WORK TO BE COMPLETED: Go through the listing and set it down exactly, leaving out its pictures.

TASK INPUT:

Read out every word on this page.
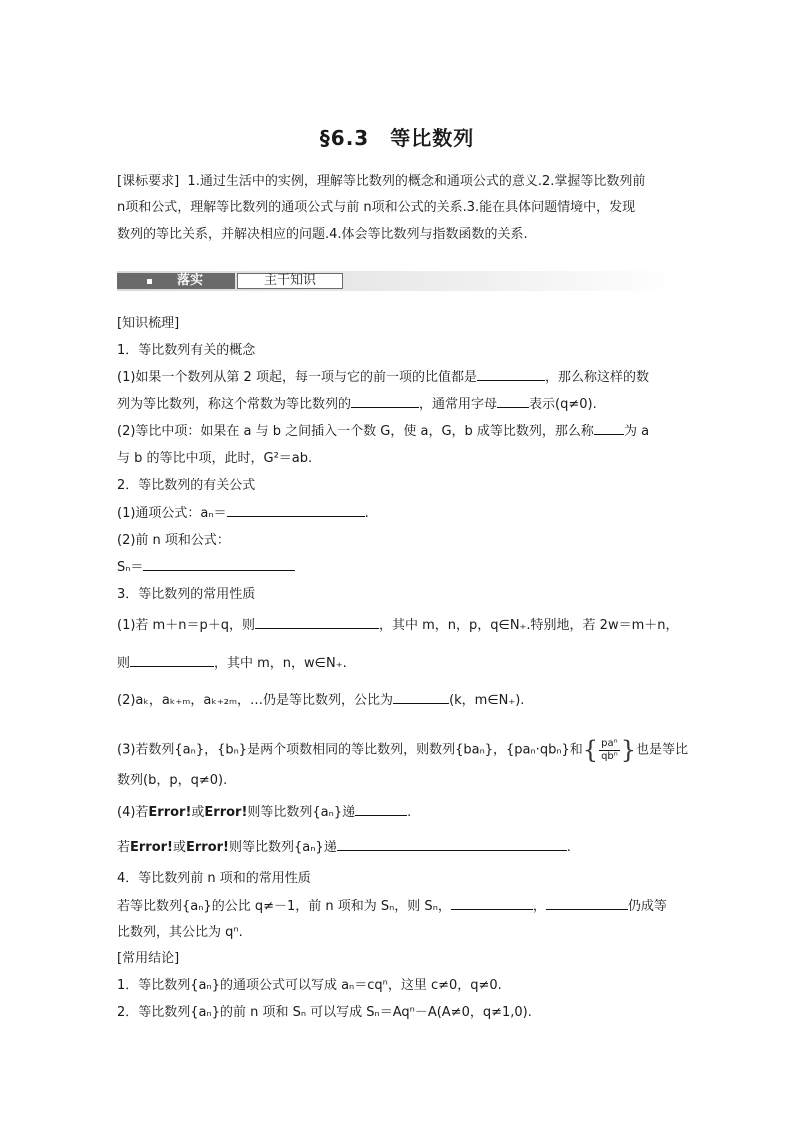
§6.3　等比数列
[课标要求] 1.通过生活中的实例，理解等比数列的概念和通项公式的意义.2.掌握等比数列前
n项和公式，理解等比数列的通项公式与前 n项和公式的关系.3.能在具体问题情境中，发现
数列的等比关系，并解决相应的问题.4.体会等比数列与指数函数的关系.
落实	主干知识
[知识梳理]
1．等比数列有关的概念
(1)如果一个数列从第 2 项起，每一项与它的前一项的比值都是	，那么称这样的数
列为等比数列，称这个常数为等比数列的	，通常用字母 表示(q≠0).
(2)等比中项：如果在 a 与 b 之间插入一个数 G，使 a，G，b 成等比数列，那么称 为 a
与 b 的等比中项，此时，G²＝ab.
2．等比数列的有关公式
(1)通项公式：aₙ＝	.
(2)前 n 项和公式：
Sₙ＝
3．等比数列的常用性质
(1)若 m＋n＝p＋q，则	，其中 m，n，p，q∈N₊.特别地，若 2w＝m＋n，
则	，其中 m，n，w∈N₊.
(2)aₖ，aₖ₊ₘ，aₖ₊₂ₘ，…仍是等比数列，公比为	(k，m∈N₊).
(3)若数列{aₙ}，{bₙ}是两个项数相同的等比数列，则数列{baₙ}，{paₙ·qbₙ}和{ $\frac{\text{paⁿ}}{\text{qbⁿ}}$ }也是等比
数列(b，p，q≠0).
(4)若Error!或Error!则等比数列{aₙ}递	.
若Error!或Error!则等比数列{aₙ}递	.
4．等比数列前 n 项和的常用性质
若等比数列{aₙ}的公比 q≠－1，前 n 项和为 Sₙ，则 Sₙ，	，	仍成等
比数列，其公比为 qⁿ.
[常用结论]
1．等比数列{aₙ}的通项公式可以写成 aₙ＝cqⁿ，这里 c≠0，q≠0.
2．等比数列{aₙ}的前 n 项和 Sₙ 可以写成 Sₙ＝Aqⁿ－A(A≠0，q≠1,0).
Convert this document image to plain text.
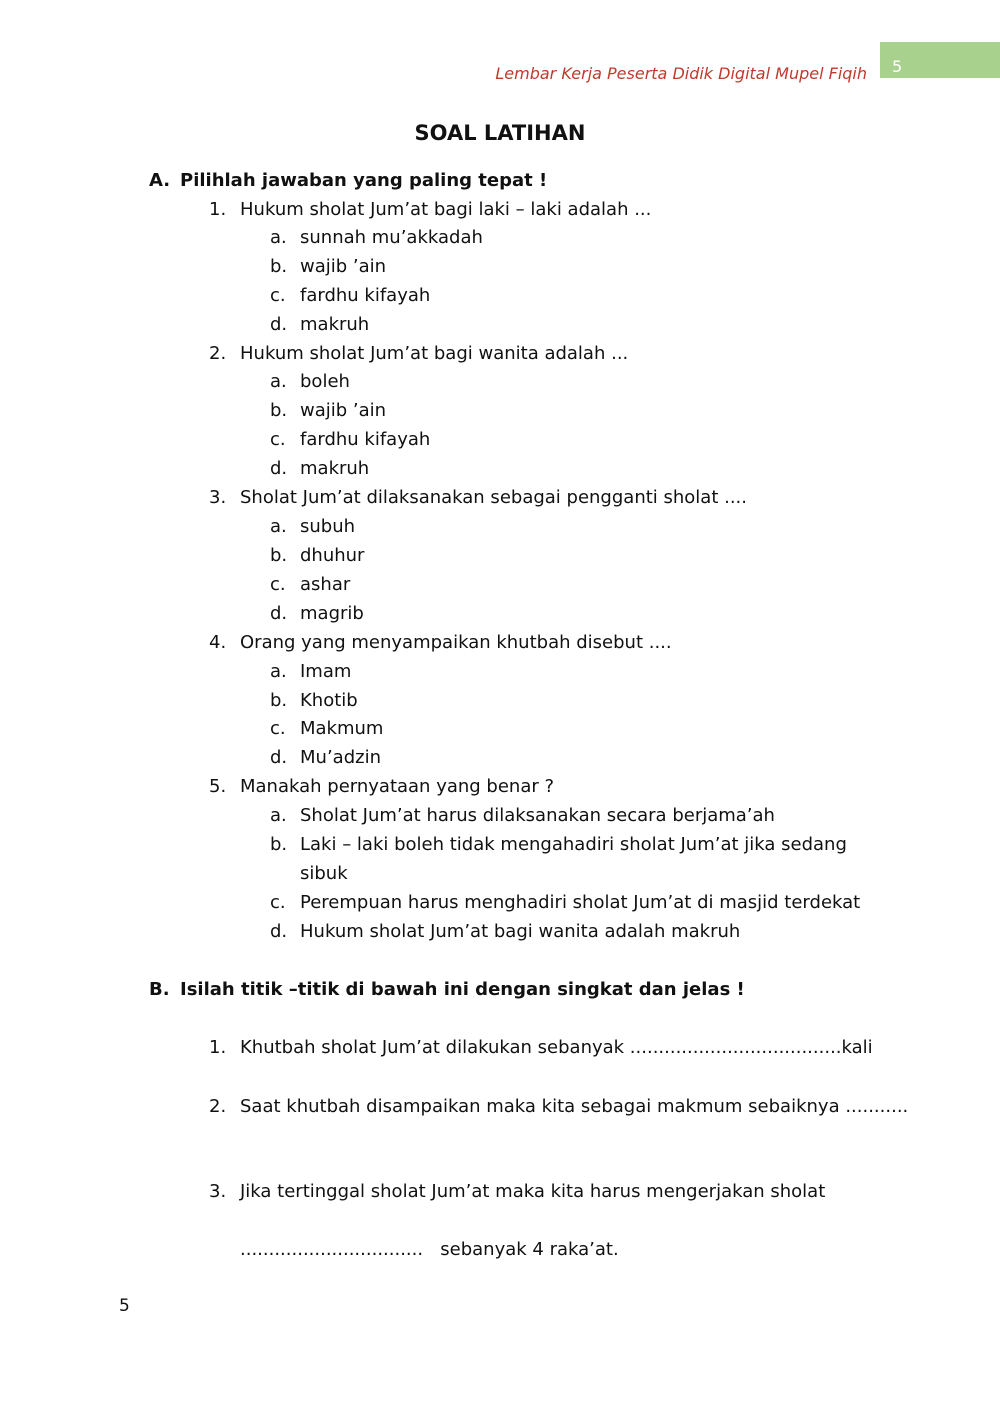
Lembar Kerja Peserta Didik Digital Mupel Fiqih	5
SOAL LATIHAN
A. Pilihlah jawaban yang paling tepat !
1. Hukum sholat Jum’at bagi laki – laki adalah ...
a. sunnah mu’akkadah
b. wajib ’ain
c. fardhu kifayah
d. makruh
2. Hukum sholat Jum’at bagi wanita adalah ...
a. boleh
b. wajib ’ain
c. fardhu kifayah
d. makruh
3. Sholat Jum’at dilaksanakan sebagai pengganti sholat ....
a. subuh
b. dhuhur
c. ashar
d. magrib
4. Orang yang menyampaikan khutbah disebut ....
a. Imam
b. Khotib
c. Makmum
d. Mu’adzin
5. Manakah pernyataan yang benar ?
a. Sholat Jum’at harus dilaksanakan secara berjama’ah
b. Laki – laki boleh tidak mengahadiri sholat Jum’at jika sedang
sibuk
c. Perempuan harus menghadiri sholat Jum’at di masjid terdekat
d. Hukum sholat Jum’at bagi wanita adalah makruh
B. Isilah titik –titik di bawah ini dengan singkat dan jelas !
1. Khutbah sholat Jum’at dilakukan sebanyak .....................................kali
2. Saat khutbah disampaikan maka kita sebagai makmum sebaiknya ...........
3. Jika tertinggal sholat Jum’at maka kita harus mengerjakan sholat
................................   sebanyak 4 raka’at.
5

RESULT OF THE EXERCISE:
Read out every word on this page.
§6.3　等比数列
[课标要求] 1.通过生活中的实例，理解等比数列的概念和通项公式的意义.2.掌握等比数列前
n项和公式，理解等比数列的通项公式与前 n项和公式的关系.3.能在具体问题情境中，发现
数列的等比关系，并解决相应的问题.4.体会等比数列与指数函数的关系.
落实	主干知识
[知识梳理]
1．等比数列有关的概念
(1)如果一个数列从第 2 项起，每一项与它的前一项的比值都是	，那么称这样的数
列为等比数列，称这个常数为等比数列的	，通常用字母 表示(q≠0).
(2)等比中项：如果在 a 与 b 之间插入一个数 G，使 a，G，b 成等比数列，那么称 为 a
与 b 的等比中项，此时，G²＝ab.
2．等比数列的有关公式
(1)通项公式：aₙ＝	.
(2)前 n 项和公式：
Sₙ＝
3．等比数列的常用性质
(1)若 m＋n＝p＋q，则	，其中 m，n，p，q∈N₊.特别地，若 2w＝m＋n，
则	，其中 m，n，w∈N₊.
(2)aₖ，aₖ₊ₘ，aₖ₊₂ₘ，…仍是等比数列，公比为	(k，m∈N₊).
(3)若数列{aₙ}，{bₙ}是两个项数相同的等比数列，则数列{baₙ}，{paₙ·qbₙ}和{ $\frac{\text{paⁿ}}{\text{qbⁿ}}$ }也是等比
数列(b，p，q≠0).
(4)若Error!或Error!则等比数列{aₙ}递	.
若Error!或Error!则等比数列{aₙ}递	.
4．等比数列前 n 项和的常用性质
若等比数列{aₙ}的公比 q≠－1，前 n 项和为 Sₙ，则 Sₙ，	，	仍成等
比数列，其公比为 qⁿ.
[常用结论]
1．等比数列{aₙ}的通项公式可以写成 aₙ＝cqⁿ，这里 c≠0，q≠0.
2．等比数列{aₙ}的前 n 项和 Sₙ 可以写成 Sₙ＝Aqⁿ－A(A≠0，q≠1,0).
Convert this document image to plain text.
Lembar Kerja Peserta Didik Digital Mupel Fiqih	5
SOAL LATIHAN
A. Pilihlah jawaban yang paling tepat !
1. Hukum sholat Jum’at bagi laki – laki adalah ...
a. sunnah mu’akkadah
b. wajib ’ain
c. fardhu kifayah
d. makruh
2. Hukum sholat Jum’at bagi wanita adalah ...
a. boleh
b. wajib ’ain
c. fardhu kifayah
d. makruh
3. Sholat Jum’at dilaksanakan sebagai pengganti sholat ....
a. subuh
b. dhuhur
c. ashar
d. magrib
4. Orang yang menyampaikan khutbah disebut ....
a. Imam
b. Khotib
c. Makmum
d. Mu’adzin
5. Manakah pernyataan yang benar ?
a. Sholat Jum’at harus dilaksanakan secara berjama’ah
b. Laki – laki boleh tidak mengahadiri sholat Jum’at jika sedang
sibuk
c. Perempuan harus menghadiri sholat Jum’at di masjid terdekat
d. Hukum sholat Jum’at bagi wanita adalah makruh
B. Isilah titik –titik di bawah ini dengan singkat dan jelas !
1. Khutbah sholat Jum’at dilakukan sebanyak .....................................kali
2. Saat khutbah disampaikan maka kita sebagai makmum sebaiknya ...........
3. Jika tertinggal sholat Jum’at maka kita harus mengerjakan sholat
................................   sebanyak 4 raka’at.
5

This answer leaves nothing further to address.